Output the lines from the line with "What elements are" up to and including the line with "watermark-dash [494,91,520,92]" as a Markdown table with the columns No. and Text, skipping blank lines. Number each row in the No. column and put the line itself in the Text column.

— START ENTRIES —

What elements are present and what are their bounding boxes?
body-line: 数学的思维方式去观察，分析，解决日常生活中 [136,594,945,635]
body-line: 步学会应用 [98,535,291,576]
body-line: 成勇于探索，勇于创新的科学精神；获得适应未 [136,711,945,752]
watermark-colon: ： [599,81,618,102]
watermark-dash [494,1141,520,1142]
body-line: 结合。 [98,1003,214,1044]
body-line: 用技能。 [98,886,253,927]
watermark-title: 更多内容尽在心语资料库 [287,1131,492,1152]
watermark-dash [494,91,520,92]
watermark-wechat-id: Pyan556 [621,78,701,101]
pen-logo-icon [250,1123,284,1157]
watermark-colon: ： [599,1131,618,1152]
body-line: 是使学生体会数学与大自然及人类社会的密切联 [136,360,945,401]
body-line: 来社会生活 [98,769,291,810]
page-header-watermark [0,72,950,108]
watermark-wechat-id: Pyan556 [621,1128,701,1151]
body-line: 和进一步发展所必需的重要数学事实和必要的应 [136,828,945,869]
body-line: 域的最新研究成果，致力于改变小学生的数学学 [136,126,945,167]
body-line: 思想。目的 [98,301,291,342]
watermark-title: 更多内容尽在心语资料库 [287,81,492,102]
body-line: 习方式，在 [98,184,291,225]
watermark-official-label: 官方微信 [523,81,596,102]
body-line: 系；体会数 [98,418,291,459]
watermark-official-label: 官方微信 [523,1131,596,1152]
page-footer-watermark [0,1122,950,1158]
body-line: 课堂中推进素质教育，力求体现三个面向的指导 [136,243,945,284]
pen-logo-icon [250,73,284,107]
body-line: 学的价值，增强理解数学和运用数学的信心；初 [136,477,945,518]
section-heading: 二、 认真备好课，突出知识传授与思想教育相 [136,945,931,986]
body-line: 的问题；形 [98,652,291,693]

— END ENTRIES —
— START ENTRIES —

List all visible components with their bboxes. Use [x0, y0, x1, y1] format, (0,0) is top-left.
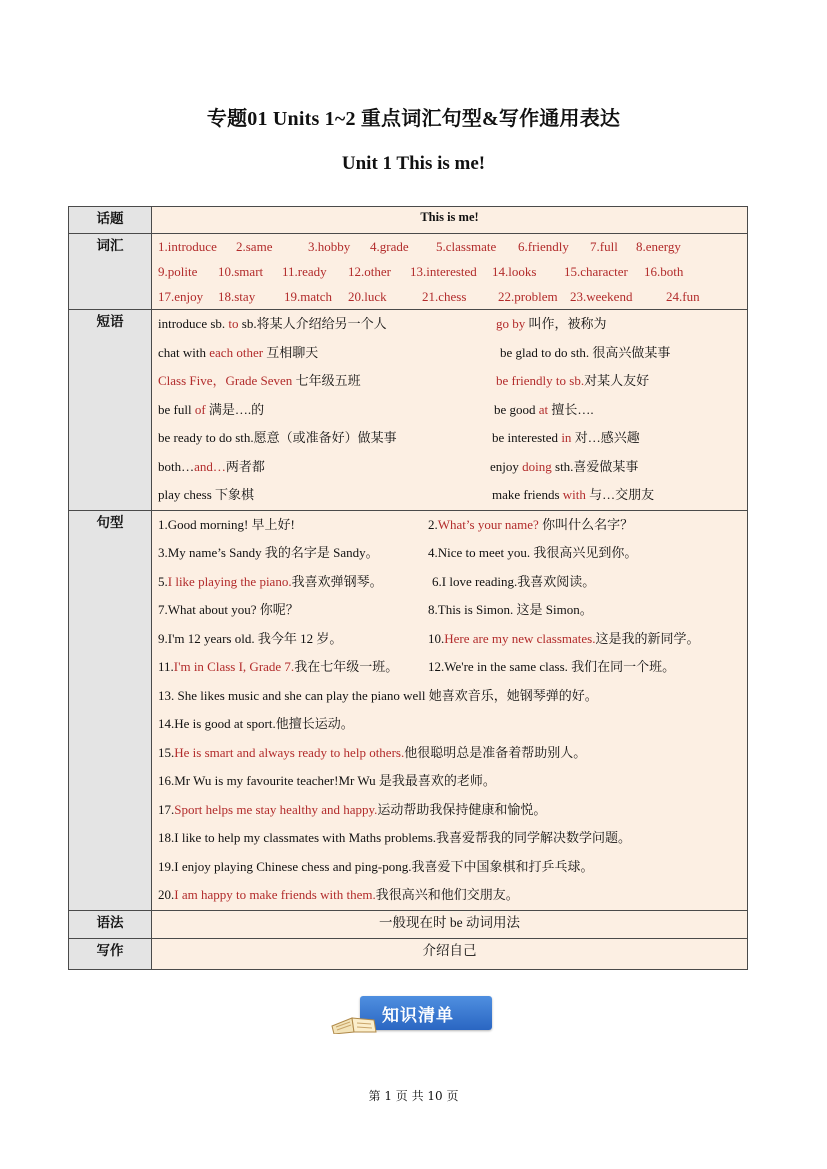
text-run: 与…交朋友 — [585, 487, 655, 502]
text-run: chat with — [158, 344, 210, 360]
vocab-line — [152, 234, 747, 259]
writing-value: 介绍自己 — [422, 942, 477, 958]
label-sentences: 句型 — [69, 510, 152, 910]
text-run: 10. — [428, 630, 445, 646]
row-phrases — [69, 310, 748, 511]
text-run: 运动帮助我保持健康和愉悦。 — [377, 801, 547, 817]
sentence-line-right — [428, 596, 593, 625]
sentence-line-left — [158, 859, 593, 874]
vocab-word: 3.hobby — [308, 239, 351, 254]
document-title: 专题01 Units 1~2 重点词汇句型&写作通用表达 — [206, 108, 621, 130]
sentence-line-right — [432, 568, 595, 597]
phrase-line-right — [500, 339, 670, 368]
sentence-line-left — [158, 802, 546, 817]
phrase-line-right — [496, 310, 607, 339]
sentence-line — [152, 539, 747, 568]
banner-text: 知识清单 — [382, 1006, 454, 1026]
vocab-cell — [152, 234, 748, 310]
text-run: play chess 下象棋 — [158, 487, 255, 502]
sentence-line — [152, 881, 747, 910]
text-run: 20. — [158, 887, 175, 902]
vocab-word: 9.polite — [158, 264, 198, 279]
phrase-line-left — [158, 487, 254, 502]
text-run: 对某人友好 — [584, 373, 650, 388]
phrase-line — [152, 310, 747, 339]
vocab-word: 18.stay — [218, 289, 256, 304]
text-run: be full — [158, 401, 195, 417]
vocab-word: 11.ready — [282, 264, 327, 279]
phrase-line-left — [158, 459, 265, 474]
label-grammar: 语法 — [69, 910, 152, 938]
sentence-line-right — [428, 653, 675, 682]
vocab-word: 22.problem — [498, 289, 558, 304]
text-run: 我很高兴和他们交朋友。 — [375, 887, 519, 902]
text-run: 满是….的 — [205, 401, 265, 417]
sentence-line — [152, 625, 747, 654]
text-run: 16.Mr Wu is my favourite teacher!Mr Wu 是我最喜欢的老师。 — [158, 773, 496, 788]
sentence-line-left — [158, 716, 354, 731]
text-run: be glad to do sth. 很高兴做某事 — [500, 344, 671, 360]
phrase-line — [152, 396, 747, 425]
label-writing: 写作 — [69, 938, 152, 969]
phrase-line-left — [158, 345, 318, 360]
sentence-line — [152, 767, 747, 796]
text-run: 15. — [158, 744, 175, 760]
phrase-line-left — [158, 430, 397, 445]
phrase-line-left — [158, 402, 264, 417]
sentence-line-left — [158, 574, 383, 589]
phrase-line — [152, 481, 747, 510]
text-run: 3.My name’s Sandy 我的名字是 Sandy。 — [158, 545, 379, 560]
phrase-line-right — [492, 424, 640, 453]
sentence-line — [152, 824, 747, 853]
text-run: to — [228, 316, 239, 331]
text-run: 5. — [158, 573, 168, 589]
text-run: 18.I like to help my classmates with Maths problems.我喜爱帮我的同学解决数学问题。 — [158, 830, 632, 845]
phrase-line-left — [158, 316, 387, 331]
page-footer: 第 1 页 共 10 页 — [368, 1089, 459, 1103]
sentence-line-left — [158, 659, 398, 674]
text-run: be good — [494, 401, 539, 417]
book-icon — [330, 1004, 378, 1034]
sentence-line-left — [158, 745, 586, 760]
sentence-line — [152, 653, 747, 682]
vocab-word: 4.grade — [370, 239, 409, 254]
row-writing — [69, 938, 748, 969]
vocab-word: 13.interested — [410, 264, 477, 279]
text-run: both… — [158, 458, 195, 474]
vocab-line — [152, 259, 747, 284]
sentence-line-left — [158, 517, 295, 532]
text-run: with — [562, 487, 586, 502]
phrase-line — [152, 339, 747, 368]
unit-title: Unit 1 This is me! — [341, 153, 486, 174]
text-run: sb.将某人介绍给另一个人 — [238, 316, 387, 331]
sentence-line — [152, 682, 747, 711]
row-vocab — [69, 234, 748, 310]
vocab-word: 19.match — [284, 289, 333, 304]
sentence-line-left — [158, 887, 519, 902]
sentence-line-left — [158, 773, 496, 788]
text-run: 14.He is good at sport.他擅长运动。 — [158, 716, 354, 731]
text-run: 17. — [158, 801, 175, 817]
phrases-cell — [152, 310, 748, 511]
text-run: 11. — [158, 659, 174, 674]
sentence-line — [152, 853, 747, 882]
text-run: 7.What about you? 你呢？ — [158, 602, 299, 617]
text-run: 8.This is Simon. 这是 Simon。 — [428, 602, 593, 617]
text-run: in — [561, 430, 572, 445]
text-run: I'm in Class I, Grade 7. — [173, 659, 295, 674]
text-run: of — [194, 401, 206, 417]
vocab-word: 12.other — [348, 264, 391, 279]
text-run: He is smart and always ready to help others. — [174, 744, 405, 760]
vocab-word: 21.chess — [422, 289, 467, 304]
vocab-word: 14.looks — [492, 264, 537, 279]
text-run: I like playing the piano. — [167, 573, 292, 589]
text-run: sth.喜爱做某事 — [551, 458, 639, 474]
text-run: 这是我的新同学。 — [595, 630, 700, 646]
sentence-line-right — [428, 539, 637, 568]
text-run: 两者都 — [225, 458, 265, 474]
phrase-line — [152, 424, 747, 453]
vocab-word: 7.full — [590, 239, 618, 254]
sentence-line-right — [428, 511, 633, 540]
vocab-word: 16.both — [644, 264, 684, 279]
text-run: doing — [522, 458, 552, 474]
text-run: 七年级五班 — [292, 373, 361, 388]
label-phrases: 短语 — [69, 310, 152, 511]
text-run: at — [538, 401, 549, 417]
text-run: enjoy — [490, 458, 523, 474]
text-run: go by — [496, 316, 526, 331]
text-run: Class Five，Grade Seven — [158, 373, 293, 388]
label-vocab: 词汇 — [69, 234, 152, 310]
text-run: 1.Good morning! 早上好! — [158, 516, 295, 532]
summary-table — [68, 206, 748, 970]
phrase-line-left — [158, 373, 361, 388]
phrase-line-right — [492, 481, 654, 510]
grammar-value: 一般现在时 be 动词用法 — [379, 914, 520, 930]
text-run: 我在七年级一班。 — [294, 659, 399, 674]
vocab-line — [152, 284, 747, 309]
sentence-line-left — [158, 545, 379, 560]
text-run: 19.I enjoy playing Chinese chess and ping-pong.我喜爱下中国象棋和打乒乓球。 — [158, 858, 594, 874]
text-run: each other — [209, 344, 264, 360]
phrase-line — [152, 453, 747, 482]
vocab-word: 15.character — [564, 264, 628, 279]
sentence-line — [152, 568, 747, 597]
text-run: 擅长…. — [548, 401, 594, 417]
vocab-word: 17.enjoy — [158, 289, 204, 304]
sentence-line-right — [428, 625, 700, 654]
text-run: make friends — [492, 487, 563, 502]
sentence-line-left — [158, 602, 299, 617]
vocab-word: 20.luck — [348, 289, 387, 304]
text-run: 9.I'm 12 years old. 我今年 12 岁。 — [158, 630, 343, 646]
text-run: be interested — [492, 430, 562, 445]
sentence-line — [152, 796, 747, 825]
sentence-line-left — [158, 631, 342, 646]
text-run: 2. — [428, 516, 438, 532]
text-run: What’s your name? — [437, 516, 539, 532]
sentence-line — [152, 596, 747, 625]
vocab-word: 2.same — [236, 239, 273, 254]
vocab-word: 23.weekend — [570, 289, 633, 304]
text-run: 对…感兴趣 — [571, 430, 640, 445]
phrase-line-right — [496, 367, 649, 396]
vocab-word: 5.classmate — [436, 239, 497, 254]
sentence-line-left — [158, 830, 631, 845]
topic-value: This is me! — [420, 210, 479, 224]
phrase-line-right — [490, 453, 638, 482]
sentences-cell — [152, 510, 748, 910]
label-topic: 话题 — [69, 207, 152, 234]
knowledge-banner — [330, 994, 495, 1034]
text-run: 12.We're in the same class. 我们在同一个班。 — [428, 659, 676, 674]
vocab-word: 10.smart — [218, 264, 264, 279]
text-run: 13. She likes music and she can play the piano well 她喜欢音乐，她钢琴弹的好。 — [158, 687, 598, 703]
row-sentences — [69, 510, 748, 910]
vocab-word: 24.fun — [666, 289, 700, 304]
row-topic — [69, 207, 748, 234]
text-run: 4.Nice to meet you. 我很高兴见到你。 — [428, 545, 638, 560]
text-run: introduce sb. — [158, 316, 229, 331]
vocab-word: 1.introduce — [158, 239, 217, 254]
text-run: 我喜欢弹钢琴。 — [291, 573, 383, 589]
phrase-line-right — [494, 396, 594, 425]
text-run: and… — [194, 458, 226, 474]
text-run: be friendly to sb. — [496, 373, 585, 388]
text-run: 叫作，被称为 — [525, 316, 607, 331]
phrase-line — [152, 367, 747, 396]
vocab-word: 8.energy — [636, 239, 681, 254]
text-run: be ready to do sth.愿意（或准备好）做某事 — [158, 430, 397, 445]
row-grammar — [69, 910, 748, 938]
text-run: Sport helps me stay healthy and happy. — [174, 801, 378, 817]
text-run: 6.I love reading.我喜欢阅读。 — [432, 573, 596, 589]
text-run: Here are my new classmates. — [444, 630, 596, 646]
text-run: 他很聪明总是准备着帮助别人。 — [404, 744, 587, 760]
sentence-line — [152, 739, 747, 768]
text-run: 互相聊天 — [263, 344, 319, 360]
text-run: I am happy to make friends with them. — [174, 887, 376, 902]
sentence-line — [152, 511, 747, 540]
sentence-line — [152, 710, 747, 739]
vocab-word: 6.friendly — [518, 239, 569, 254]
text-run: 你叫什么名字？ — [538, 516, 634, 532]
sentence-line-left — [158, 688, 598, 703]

— END ENTRIES —
— START ENTRIES —

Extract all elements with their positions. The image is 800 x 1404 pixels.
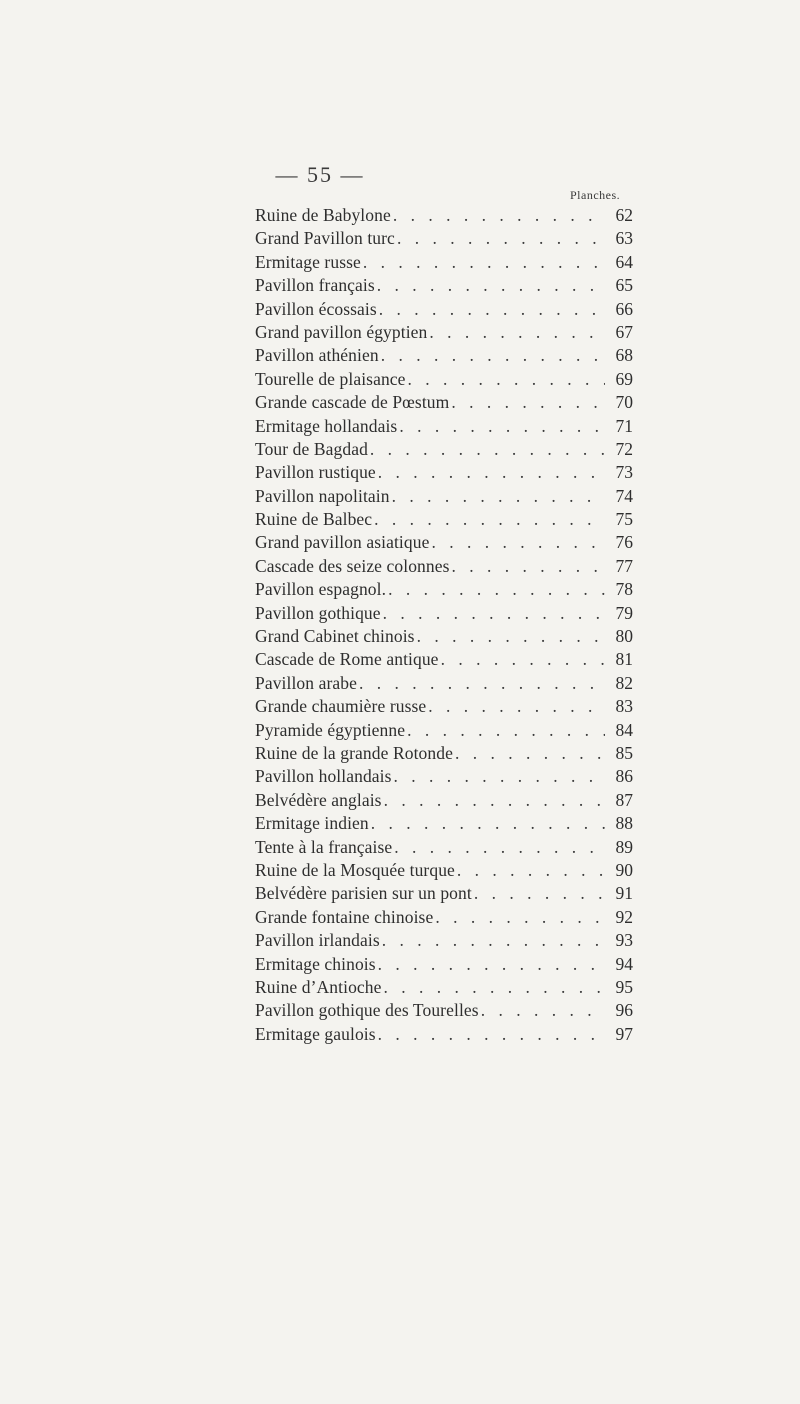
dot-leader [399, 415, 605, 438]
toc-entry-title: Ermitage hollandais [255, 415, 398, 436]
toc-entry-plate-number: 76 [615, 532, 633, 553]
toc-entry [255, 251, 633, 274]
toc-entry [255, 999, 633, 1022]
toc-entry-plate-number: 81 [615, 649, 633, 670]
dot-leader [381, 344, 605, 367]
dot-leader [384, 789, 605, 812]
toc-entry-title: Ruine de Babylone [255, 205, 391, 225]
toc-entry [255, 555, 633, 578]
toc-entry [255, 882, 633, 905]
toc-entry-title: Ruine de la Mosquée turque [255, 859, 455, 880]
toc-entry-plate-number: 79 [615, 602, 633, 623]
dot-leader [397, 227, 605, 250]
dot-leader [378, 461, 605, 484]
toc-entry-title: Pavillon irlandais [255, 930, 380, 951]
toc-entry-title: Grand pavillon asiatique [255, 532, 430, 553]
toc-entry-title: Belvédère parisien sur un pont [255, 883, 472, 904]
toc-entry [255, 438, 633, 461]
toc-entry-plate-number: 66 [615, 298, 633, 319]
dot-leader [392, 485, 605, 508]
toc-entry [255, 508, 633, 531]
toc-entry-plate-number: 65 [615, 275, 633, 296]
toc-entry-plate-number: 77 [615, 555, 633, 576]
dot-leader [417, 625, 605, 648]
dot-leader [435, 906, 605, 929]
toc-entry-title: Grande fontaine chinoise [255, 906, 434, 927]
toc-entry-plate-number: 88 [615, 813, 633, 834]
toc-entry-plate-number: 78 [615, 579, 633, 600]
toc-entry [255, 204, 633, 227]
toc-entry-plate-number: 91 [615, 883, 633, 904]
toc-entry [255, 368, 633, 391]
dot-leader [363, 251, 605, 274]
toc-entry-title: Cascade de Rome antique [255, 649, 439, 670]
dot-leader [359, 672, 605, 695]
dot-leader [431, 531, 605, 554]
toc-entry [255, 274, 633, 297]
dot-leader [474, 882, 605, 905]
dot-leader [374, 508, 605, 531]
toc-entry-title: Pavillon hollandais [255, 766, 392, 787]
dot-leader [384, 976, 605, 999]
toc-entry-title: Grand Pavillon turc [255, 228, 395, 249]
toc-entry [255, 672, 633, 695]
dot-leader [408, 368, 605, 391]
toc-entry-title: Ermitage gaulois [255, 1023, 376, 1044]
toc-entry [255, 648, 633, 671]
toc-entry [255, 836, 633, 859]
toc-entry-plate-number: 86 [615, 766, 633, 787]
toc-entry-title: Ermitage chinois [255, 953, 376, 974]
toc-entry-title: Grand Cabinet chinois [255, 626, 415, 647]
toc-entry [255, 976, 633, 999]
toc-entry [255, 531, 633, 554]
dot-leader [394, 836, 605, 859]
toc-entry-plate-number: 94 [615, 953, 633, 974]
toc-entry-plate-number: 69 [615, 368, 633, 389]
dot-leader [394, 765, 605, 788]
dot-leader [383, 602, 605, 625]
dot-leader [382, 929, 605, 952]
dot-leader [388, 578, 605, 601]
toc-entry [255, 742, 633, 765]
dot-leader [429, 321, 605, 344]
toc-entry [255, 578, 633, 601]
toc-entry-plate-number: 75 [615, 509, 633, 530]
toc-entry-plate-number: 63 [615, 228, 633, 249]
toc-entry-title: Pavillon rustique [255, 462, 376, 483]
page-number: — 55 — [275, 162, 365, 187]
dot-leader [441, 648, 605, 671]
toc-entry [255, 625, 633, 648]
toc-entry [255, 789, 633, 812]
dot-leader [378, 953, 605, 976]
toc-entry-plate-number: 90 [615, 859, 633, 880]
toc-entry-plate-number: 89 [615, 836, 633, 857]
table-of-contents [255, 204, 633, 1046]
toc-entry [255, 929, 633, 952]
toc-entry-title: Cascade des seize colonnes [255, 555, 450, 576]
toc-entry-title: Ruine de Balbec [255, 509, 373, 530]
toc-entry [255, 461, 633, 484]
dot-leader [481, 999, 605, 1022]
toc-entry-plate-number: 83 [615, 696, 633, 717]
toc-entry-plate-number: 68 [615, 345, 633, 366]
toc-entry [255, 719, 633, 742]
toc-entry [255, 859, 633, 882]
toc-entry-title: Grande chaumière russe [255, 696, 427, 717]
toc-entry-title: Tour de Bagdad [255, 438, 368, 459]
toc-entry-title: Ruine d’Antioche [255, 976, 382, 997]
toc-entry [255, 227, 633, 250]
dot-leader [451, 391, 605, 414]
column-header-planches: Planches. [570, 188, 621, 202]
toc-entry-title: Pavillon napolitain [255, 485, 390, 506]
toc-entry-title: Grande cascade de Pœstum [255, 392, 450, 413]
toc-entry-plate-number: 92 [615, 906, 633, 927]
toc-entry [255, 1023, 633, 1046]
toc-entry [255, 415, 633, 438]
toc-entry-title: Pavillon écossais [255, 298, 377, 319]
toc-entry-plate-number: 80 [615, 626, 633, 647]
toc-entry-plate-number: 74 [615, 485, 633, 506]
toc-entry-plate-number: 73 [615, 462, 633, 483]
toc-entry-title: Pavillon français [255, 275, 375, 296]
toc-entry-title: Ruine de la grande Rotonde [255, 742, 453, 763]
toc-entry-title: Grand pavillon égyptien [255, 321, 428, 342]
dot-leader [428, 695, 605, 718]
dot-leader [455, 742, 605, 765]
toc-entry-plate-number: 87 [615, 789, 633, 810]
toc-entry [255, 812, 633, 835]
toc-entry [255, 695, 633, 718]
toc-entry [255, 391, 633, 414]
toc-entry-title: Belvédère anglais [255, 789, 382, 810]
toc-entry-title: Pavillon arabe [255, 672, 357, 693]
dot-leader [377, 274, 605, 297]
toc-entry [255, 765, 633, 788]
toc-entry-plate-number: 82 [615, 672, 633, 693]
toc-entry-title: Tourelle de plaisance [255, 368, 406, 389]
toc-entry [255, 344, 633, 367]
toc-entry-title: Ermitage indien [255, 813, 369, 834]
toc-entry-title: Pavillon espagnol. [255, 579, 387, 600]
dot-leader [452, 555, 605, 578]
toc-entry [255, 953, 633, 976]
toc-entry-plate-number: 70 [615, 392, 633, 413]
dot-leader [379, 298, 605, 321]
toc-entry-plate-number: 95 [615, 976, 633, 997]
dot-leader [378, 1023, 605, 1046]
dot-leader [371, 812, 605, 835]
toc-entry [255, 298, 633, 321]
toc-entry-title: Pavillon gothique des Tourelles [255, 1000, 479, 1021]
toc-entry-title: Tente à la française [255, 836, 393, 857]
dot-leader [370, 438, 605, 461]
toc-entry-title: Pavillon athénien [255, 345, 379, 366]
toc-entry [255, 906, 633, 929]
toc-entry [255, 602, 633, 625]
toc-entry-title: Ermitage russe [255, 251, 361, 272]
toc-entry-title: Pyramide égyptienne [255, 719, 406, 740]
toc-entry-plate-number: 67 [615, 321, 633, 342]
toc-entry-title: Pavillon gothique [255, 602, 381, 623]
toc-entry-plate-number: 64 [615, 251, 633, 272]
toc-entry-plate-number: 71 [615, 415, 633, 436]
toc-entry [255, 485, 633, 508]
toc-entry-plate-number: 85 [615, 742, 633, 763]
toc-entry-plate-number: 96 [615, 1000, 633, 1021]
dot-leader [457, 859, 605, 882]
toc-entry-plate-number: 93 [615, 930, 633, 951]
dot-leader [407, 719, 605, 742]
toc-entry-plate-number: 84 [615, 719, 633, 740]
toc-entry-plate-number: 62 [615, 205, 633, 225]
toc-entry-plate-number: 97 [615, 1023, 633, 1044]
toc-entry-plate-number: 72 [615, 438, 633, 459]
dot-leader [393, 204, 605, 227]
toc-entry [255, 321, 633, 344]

— END ENTRIES —

● ANSWER TO THE TASK
| No. | Text |
|---|---|
| 1 | What elements are present and what are their bounding boxes? |
| 2 | body-line: 数学的思维方式去观察，分析，解决日常生活中 [136,594,945,635] |
| 3 | body-line: 步学会应用 [98,535,291,576] |
| 4 | body-line: 成勇于探索，勇于创新的科学精神；获得适应未 [136,711,945,752] |
| 5 | watermark-colon: ： [599,81,618,102] |
| 6 | watermark-dash [494,1141,520,1142] |
| 7 | body-line: 结合。 [98,1003,214,1044] |
| 8 | body-line: 用技能。 [98,886,253,927] |
| 9 | watermark-title: 更多内容尽在心语资料库 [287,1131,492,1152] |
| 10 | watermark-dash [494,91,520,92] |